# [Work to do]
For the copy, please give all of the data again exactly and leave the pictures out.

+===+

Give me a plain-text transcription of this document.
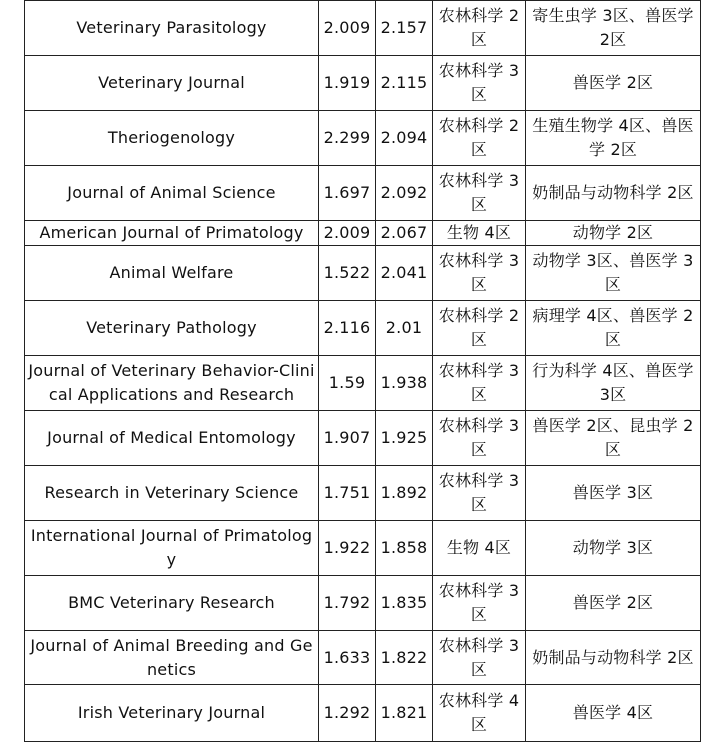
Veterinary Parasitology	2.009	2.157	农林科学 2区	寄生虫学 3区、兽医学 2区
Veterinary Journal	1.919	2.115	农林科学 3区	兽医学 2区
Theriogenology	2.299	2.094	农林科学 2区	生殖生物学 4区、兽医学 2区
Journal of Animal Science	1.697	2.092	农林科学 3区	奶制品与动物科学 2区
American Journal of Primatology	2.009	2.067	生物 4区	动物学 2区
Animal Welfare	1.522	2.041	农林科学 3区	动物学 3区、兽医学 3区
Veterinary Pathology	2.116	2.01	农林科学 2区	病理学 4区、兽医学 2区
Journal of Veterinary Behavior-Clinical Applications and Research	1.59	1.938	农林科学 3区	行为科学 4区、兽医学 3区
Journal of Medical Entomology	1.907	1.925	农林科学 3区	兽医学 2区、昆虫学 2区
Research in Veterinary Science	1.751	1.892	农林科学 3区	兽医学 3区
International Journal of Primatology	1.922	1.858	生物 4区	动物学 3区
BMC Veterinary Research	1.792	1.835	农林科学 3区	兽医学 2区
Journal of Animal Breeding and Genetics	1.633	1.822	农林科学 3区	奶制品与动物科学 2区
Irish Veterinary Journal	1.292	1.821	农林科学 4区	兽医学 4区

+===+

# [The response]
Give me a plain-text transcription of this document.
Veterinary Parasitology	2.009	2.157	农林科学 2区	寄生虫学 3区、兽医学 2区
Veterinary Journal	1.919	2.115	农林科学 3区	兽医学 2区
Theriogenology	2.299	2.094	农林科学 2区	生殖生物学 4区、兽医学 2区
Journal of Animal Science	1.697	2.092	农林科学 3区	奶制品与动物科学 2区
American Journal of Primatology	2.009	2.067	生物 4区	动物学 2区
Animal Welfare	1.522	2.041	农林科学 3区	动物学 3区、兽医学 3区
Veterinary Pathology	2.116	2.01	农林科学 2区	病理学 4区、兽医学 2区
Journal of Veterinary Behavior-Clinical Applications and Research	1.59	1.938	农林科学 3区	行为科学 4区、兽医学 3区
Journal of Medical Entomology	1.907	1.925	农林科学 3区	兽医学 2区、昆虫学 2区
Research in Veterinary Science	1.751	1.892	农林科学 3区	兽医学 3区
International Journal of Primatology	1.922	1.858	生物 4区	动物学 3区
BMC Veterinary Research	1.792	1.835	农林科学 3区	兽医学 2区
Journal of Animal Breeding and Genetics	1.633	1.822	农林科学 3区	奶制品与动物科学 2区
Irish Veterinary Journal	1.292	1.821	农林科学 4区	兽医学 4区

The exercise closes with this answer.